Requirement: Reproduce all of the records exactly.

[Records about charts and figures]
# # #

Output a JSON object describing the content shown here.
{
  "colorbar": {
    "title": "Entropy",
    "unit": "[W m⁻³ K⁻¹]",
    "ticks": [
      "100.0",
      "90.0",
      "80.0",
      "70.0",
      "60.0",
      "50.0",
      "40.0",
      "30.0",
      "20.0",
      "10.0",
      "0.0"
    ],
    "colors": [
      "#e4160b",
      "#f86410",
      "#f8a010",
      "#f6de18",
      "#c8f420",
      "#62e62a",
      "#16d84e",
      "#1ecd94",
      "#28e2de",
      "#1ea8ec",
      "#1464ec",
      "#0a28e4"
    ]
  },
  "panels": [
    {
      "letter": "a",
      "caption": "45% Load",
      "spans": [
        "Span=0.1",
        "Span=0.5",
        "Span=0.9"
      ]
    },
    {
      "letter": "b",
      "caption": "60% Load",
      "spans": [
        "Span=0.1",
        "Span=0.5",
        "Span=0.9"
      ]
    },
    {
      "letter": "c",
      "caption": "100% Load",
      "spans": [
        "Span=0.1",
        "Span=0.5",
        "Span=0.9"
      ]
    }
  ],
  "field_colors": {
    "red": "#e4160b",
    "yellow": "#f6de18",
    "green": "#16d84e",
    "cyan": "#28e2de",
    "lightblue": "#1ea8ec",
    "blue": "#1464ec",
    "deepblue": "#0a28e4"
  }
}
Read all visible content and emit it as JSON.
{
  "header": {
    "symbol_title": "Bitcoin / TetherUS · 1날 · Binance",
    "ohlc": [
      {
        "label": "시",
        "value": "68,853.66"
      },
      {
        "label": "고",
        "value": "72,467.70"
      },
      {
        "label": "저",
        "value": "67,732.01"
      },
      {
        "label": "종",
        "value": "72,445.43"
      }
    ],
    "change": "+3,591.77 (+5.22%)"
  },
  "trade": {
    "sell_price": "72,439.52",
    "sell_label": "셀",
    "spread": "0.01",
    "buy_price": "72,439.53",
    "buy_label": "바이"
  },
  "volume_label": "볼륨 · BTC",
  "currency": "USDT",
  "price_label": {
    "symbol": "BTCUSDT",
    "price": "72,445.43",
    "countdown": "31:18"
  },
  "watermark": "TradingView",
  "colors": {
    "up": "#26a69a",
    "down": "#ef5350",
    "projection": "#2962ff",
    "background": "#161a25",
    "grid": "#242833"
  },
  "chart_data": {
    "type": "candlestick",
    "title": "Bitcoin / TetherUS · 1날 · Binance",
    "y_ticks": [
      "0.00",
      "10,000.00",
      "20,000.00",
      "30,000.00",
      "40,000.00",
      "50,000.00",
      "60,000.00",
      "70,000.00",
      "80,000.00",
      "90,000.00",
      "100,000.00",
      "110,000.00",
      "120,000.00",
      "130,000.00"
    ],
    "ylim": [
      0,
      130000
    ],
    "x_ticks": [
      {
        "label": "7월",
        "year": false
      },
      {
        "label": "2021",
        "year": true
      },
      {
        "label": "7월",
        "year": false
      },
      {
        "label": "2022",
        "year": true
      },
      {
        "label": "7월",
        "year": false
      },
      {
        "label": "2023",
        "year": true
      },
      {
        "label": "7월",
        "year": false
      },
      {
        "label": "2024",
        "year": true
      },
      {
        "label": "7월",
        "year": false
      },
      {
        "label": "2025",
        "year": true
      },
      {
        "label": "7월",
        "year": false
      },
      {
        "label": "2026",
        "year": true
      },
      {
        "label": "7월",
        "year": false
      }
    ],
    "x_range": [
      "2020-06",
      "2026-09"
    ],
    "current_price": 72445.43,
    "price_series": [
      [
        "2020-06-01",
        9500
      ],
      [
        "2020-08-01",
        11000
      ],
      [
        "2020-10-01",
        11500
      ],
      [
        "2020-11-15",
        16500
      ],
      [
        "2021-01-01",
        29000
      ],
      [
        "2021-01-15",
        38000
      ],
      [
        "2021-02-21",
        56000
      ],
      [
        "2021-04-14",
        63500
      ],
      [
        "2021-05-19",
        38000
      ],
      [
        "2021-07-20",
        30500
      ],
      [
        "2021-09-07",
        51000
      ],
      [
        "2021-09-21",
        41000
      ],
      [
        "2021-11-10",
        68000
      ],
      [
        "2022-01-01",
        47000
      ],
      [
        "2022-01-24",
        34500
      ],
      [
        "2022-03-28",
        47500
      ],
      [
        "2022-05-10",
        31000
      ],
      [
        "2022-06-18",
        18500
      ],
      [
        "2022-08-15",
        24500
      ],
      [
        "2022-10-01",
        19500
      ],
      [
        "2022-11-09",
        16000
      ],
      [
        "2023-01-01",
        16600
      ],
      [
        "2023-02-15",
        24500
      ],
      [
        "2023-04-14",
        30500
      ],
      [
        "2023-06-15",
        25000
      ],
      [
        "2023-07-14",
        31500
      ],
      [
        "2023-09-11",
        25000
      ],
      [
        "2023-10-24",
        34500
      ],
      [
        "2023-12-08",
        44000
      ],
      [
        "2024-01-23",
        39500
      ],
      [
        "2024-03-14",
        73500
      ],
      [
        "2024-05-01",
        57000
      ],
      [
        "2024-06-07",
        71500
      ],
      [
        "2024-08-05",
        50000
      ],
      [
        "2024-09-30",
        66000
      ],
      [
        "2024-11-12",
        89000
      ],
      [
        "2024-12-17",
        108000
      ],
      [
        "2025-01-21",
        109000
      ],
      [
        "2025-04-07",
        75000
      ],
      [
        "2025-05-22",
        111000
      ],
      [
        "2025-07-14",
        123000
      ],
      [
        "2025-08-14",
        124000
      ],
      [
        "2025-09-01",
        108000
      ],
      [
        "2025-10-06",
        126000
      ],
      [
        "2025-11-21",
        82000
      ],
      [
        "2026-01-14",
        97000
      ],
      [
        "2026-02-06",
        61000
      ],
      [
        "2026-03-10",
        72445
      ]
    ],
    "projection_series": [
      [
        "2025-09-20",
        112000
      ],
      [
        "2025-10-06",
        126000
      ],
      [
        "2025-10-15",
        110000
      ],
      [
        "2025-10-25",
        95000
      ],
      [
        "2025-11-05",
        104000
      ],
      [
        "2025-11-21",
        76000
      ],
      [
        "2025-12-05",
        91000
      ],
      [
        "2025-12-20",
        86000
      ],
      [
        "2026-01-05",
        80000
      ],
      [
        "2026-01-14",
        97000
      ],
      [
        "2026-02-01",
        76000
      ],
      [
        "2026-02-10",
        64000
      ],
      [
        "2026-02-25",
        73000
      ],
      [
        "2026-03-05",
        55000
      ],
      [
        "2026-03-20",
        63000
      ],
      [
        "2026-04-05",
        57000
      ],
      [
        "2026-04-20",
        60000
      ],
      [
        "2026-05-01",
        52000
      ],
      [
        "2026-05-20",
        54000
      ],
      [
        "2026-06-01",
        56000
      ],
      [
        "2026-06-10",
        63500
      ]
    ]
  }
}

# # #

Exercise result:
Output a JSON object describing the content shown here.
{
  "colorbar": {
    "title": "Entropy",
    "unit": "[W m⁻³ K⁻¹]",
    "ticks": [
      "100.0",
      "90.0",
      "80.0",
      "70.0",
      "60.0",
      "50.0",
      "40.0",
      "30.0",
      "20.0",
      "10.0",
      "0.0"
    ],
    "colors": [
      "#e4160b",
      "#f86410",
      "#f8a010",
      "#f6de18",
      "#c8f420",
      "#62e62a",
      "#16d84e",
      "#1ecd94",
      "#28e2de",
      "#1ea8ec",
      "#1464ec",
      "#0a28e4"
    ]
  },
  "panels": [
    {
      "letter": "a",
      "caption": "45% Load",
      "spans": [
        "Span=0.1",
        "Span=0.5",
        "Span=0.9"
      ]
    },
    {
      "letter": "b",
      "caption": "60% Load",
      "spans": [
        "Span=0.1",
        "Span=0.5",
        "Span=0.9"
      ]
    },
    {
      "letter": "c",
      "caption": "100% Load",
      "spans": [
        "Span=0.1",
        "Span=0.5",
        "Span=0.9"
      ]
    }
  ],
  "field_colors": {
    "red": "#e4160b",
    "yellow": "#f6de18",
    "green": "#16d84e",
    "cyan": "#28e2de",
    "lightblue": "#1ea8ec",
    "blue": "#1464ec",
    "deepblue": "#0a28e4"
  }
}
Read all visible content and emit it as JSON.
{
  "header": {
    "symbol_title": "Bitcoin / TetherUS · 1날 · Binance",
    "ohlc": [
      {
        "label": "시",
        "value": "68,853.66"
      },
      {
        "label": "고",
        "value": "72,467.70"
      },
      {
        "label": "저",
        "value": "67,732.01"
      },
      {
        "label": "종",
        "value": "72,445.43"
      }
    ],
    "change": "+3,591.77 (+5.22%)"
  },
  "trade": {
    "sell_price": "72,439.52",
    "sell_label": "셀",
    "spread": "0.01",
    "buy_price": "72,439.53",
    "buy_label": "바이"
  },
  "volume_label": "볼륨 · BTC",
  "currency": "USDT",
  "price_label": {
    "symbol": "BTCUSDT",
    "price": "72,445.43",
    "countdown": "31:18"
  },
  "watermark": "TradingView",
  "colors": {
    "up": "#26a69a",
    "down": "#ef5350",
    "projection": "#2962ff",
    "background": "#161a25",
    "grid": "#242833"
  },
  "chart_data": {
    "type": "candlestick",
    "title": "Bitcoin / TetherUS · 1날 · Binance",
    "y_ticks": [
      "0.00",
      "10,000.00",
      "20,000.00",
      "30,000.00",
      "40,000.00",
      "50,000.00",
      "60,000.00",
      "70,000.00",
      "80,000.00",
      "90,000.00",
      "100,000.00",
      "110,000.00",
      "120,000.00",
      "130,000.00"
    ],
    "ylim": [
      0,
      130000
    ],
    "x_ticks": [
      {
        "label": "7월",
        "year": false
      },
      {
        "label": "2021",
        "year": true
      },
      {
        "label": "7월",
        "year": false
      },
      {
        "label": "2022",
        "year": true
      },
      {
        "label": "7월",
        "year": false
      },
      {
        "label": "2023",
        "year": true
      },
      {
        "label": "7월",
        "year": false
      },
      {
        "label": "2024",
        "year": true
      },
      {
        "label": "7월",
        "year": false
      },
      {
        "label": "2025",
        "year": true
      },
      {
        "label": "7월",
        "year": false
      },
      {
        "label": "2026",
        "year": true
      },
      {
        "label": "7월",
        "year": false
      }
    ],
    "x_range": [
      "2020-06",
      "2026-09"
    ],
    "current_price": 72445.43,
    "price_series": [
      [
        "2020-06-01",
        9500
      ],
      [
        "2020-08-01",
        11000
      ],
      [
        "2020-10-01",
        11500
      ],
      [
        "2020-11-15",
        16500
      ],
      [
        "2021-01-01",
        29000
      ],
      [
        "2021-01-15",
        38000
      ],
      [
        "2021-02-21",
        56000
      ],
      [
        "2021-04-14",
        63500
      ],
      [
        "2021-05-19",
        38000
      ],
      [
        "2021-07-20",
        30500
      ],
      [
        "2021-09-07",
        51000
      ],
      [
        "2021-09-21",
        41000
      ],
      [
        "2021-11-10",
        68000
      ],
      [
        "2022-01-01",
        47000
      ],
      [
        "2022-01-24",
        34500
      ],
      [
        "2022-03-28",
        47500
      ],
      [
        "2022-05-10",
        31000
      ],
      [
        "2022-06-18",
        18500
      ],
      [
        "2022-08-15",
        24500
      ],
      [
        "2022-10-01",
        19500
      ],
      [
        "2022-11-09",
        16000
      ],
      [
        "2023-01-01",
        16600
      ],
      [
        "2023-02-15",
        24500
      ],
      [
        "2023-04-14",
        30500
      ],
      [
        "2023-06-15",
        25000
      ],
      [
        "2023-07-14",
        31500
      ],
      [
        "2023-09-11",
        25000
      ],
      [
        "2023-10-24",
        34500
      ],
      [
        "2023-12-08",
        44000
      ],
      [
        "2024-01-23",
        39500
      ],
      [
        "2024-03-14",
        73500
      ],
      [
        "2024-05-01",
        57000
      ],
      [
        "2024-06-07",
        71500
      ],
      [
        "2024-08-05",
        50000
      ],
      [
        "2024-09-30",
        66000
      ],
      [
        "2024-11-12",
        89000
      ],
      [
        "2024-12-17",
        108000
      ],
      [
        "2025-01-21",
        109000
      ],
      [
        "2025-04-07",
        75000
      ],
      [
        "2025-05-22",
        111000
      ],
      [
        "2025-07-14",
        123000
      ],
      [
        "2025-08-14",
        124000
      ],
      [
        "2025-09-01",
        108000
      ],
      [
        "2025-10-06",
        126000
      ],
      [
        "2025-11-21",
        82000
      ],
      [
        "2026-01-14",
        97000
      ],
      [
        "2026-02-06",
        61000
      ],
      [
        "2026-03-10",
        72445
      ]
    ],
    "projection_series": [
      [
        "2025-09-20",
        112000
      ],
      [
        "2025-10-06",
        126000
      ],
      [
        "2025-10-15",
        110000
      ],
      [
        "2025-10-25",
        95000
      ],
      [
        "2025-11-05",
        104000
      ],
      [
        "2025-11-21",
        76000
      ],
      [
        "2025-12-05",
        91000
      ],
      [
        "2025-12-20",
        86000
      ],
      [
        "2026-01-05",
        80000
      ],
      [
        "2026-01-14",
        97000
      ],
      [
        "2026-02-01",
        76000
      ],
      [
        "2026-02-10",
        64000
      ],
      [
        "2026-02-25",
        73000
      ],
      [
        "2026-03-05",
        55000
      ],
      [
        "2026-03-20",
        63000
      ],
      [
        "2026-04-05",
        57000
      ],
      [
        "2026-04-20",
        60000
      ],
      [
        "2026-05-01",
        52000
      ],
      [
        "2026-05-20",
        54000
      ],
      [
        "2026-06-01",
        56000
      ],
      [
        "2026-06-10",
        63500
      ]
    ]
  }
}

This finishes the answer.